/---

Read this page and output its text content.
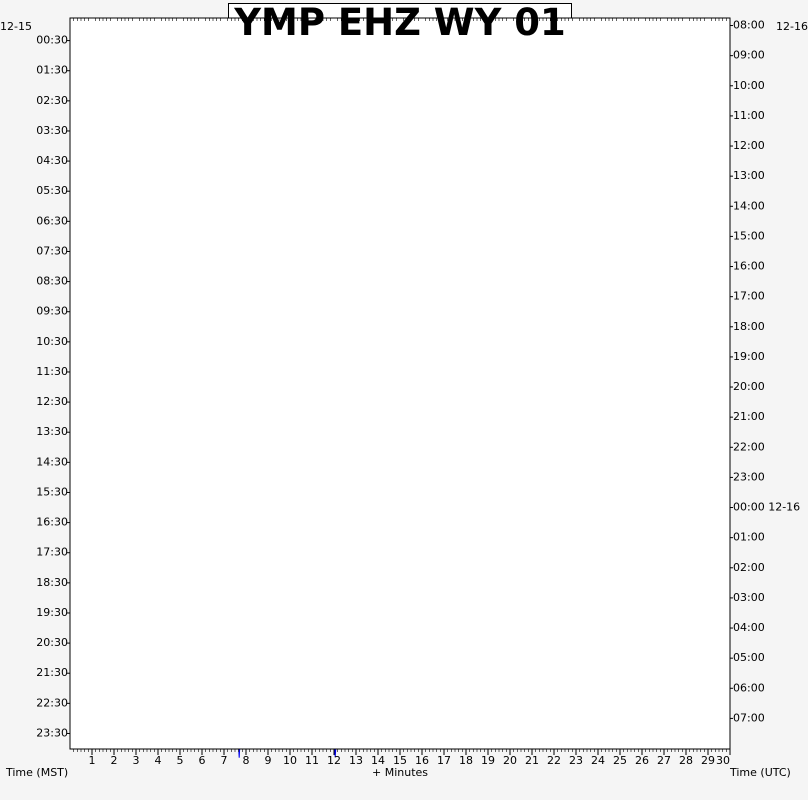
1 2 3 4 5 6 7 8 9 10 11 12 13 14 15 16 17 18 19 20 21 22 23 24 25 26 27 28 29 30
00:30
01:30
02:30
03:30
04:30
05:30
06:30
07:30
08:30
09:30
10:30
11:30
12:30
13:30
14:30
15:30
16:30
17:30
18:30
19:30
20:30
21:30
22:30
23:30
08:00
09:00
10:00
11:00
12:00
13:00
14:00
15:00
16:00
17:00
18:00
19:00
20:00
21:00
22:00
23:00
00:00 12-16
01:00
02:00
03:00
04:00
05:00
06:00
07:00
YMP EHZ WY 01
12-15	12-16
Time (MST)	+ Minutes	Time (UTC)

\---

=== GIVEN INSTRUCTION ===
Each record should be quoted exactly, with the images omitted.

=== RESPONSE BELOW ===
Read this page and output its text content.
1 2 3 4 5 6 7 8 9 10 11 12 13 14 15 16 17 18 19 20 21 22 23 24 25 26 27 28 29 30
00:30
01:30
02:30
03:30
04:30
05:30
06:30
07:30
08:30
09:30
10:30
11:30
12:30
13:30
14:30
15:30
16:30
17:30
18:30
19:30
20:30
21:30
22:30
23:30
08:00
09:00
10:00
11:00
12:00
13:00
14:00
15:00
16:00
17:00
18:00
19:00
20:00
21:00
22:00
23:00
00:00 12-16
01:00
02:00
03:00
04:00
05:00
06:00
07:00
YMP EHZ WY 01
12-15	12-16
Time (MST)	+ Minutes	Time (UTC)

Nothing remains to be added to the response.